------ Supplied entries

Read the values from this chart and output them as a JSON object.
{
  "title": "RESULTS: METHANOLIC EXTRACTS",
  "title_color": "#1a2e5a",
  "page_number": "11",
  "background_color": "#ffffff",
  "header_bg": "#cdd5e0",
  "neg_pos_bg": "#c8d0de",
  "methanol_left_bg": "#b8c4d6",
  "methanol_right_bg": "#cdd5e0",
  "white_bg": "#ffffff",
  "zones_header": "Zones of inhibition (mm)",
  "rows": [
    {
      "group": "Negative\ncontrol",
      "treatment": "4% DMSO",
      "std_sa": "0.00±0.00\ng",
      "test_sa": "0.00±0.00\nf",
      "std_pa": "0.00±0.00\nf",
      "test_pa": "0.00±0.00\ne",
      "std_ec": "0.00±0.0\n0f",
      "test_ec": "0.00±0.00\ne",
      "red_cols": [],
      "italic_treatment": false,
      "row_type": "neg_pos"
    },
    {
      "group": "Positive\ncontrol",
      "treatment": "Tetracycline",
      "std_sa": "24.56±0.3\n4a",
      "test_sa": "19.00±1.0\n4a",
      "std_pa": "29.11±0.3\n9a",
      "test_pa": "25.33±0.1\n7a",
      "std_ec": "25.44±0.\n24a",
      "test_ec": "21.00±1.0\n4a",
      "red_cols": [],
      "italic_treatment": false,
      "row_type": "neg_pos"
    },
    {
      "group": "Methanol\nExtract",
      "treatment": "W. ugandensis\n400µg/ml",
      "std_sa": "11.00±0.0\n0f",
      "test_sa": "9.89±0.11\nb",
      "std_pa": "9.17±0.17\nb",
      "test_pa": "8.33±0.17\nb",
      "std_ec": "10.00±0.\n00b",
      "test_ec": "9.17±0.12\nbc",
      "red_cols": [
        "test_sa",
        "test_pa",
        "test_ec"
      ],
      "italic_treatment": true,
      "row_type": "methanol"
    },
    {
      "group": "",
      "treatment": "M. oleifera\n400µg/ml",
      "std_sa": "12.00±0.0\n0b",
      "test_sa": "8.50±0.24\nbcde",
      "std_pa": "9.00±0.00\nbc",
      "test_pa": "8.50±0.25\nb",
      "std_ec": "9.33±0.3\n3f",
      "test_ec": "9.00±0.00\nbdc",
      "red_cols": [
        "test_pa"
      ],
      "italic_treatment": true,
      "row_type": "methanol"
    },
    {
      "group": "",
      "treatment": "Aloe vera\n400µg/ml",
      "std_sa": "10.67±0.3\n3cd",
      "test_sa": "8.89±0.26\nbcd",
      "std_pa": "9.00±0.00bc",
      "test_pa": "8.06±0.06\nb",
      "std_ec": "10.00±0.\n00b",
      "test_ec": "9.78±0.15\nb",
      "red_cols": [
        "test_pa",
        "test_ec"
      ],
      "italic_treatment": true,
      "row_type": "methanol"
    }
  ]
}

------------

● Your goal: Repeat every entry exactly, please.

● Problem solution:
Read the values from this chart and output them as a JSON object.
{
  "title": "RESULTS: METHANOLIC EXTRACTS",
  "title_color": "#1a2e5a",
  "page_number": "11",
  "background_color": "#ffffff",
  "header_bg": "#cdd5e0",
  "neg_pos_bg": "#c8d0de",
  "methanol_left_bg": "#b8c4d6",
  "methanol_right_bg": "#cdd5e0",
  "white_bg": "#ffffff",
  "zones_header": "Zones of inhibition (mm)",
  "rows": [
    {
      "group": "Negative\ncontrol",
      "treatment": "4% DMSO",
      "std_sa": "0.00±0.00\ng",
      "test_sa": "0.00±0.00\nf",
      "std_pa": "0.00±0.00\nf",
      "test_pa": "0.00±0.00\ne",
      "std_ec": "0.00±0.0\n0f",
      "test_ec": "0.00±0.00\ne",
      "red_cols": [],
      "italic_treatment": false,
      "row_type": "neg_pos"
    },
    {
      "group": "Positive\ncontrol",
      "treatment": "Tetracycline",
      "std_sa": "24.56±0.3\n4a",
      "test_sa": "19.00±1.0\n4a",
      "std_pa": "29.11±0.3\n9a",
      "test_pa": "25.33±0.1\n7a",
      "std_ec": "25.44±0.\n24a",
      "test_ec": "21.00±1.0\n4a",
      "red_cols": [],
      "italic_treatment": false,
      "row_type": "neg_pos"
    },
    {
      "group": "Methanol\nExtract",
      "treatment": "W. ugandensis\n400µg/ml",
      "std_sa": "11.00±0.0\n0f",
      "test_sa": "9.89±0.11\nb",
      "std_pa": "9.17±0.17\nb",
      "test_pa": "8.33±0.17\nb",
      "std_ec": "10.00±0.\n00b",
      "test_ec": "9.17±0.12\nbc",
      "red_cols": [
        "test_sa",
        "test_pa",
        "test_ec"
      ],
      "italic_treatment": true,
      "row_type": "methanol"
    },
    {
      "group": "",
      "treatment": "M. oleifera\n400µg/ml",
      "std_sa": "12.00±0.0\n0b",
      "test_sa": "8.50±0.24\nbcde",
      "std_pa": "9.00±0.00\nbc",
      "test_pa": "8.50±0.25\nb",
      "std_ec": "9.33±0.3\n3f",
      "test_ec": "9.00±0.00\nbdc",
      "red_cols": [
        "test_pa"
      ],
      "italic_treatment": true,
      "row_type": "methanol"
    },
    {
      "group": "",
      "treatment": "Aloe vera\n400µg/ml",
      "std_sa": "10.67±0.3\n3cd",
      "test_sa": "8.89±0.26\nbcd",
      "std_pa": "9.00±0.00bc",
      "test_pa": "8.06±0.06\nb",
      "std_ec": "10.00±0.\n00b",
      "test_ec": "9.78±0.15\nb",
      "red_cols": [
        "test_pa",
        "test_ec"
      ],
      "italic_treatment": true,
      "row_type": "methanol"
    }
  ]
}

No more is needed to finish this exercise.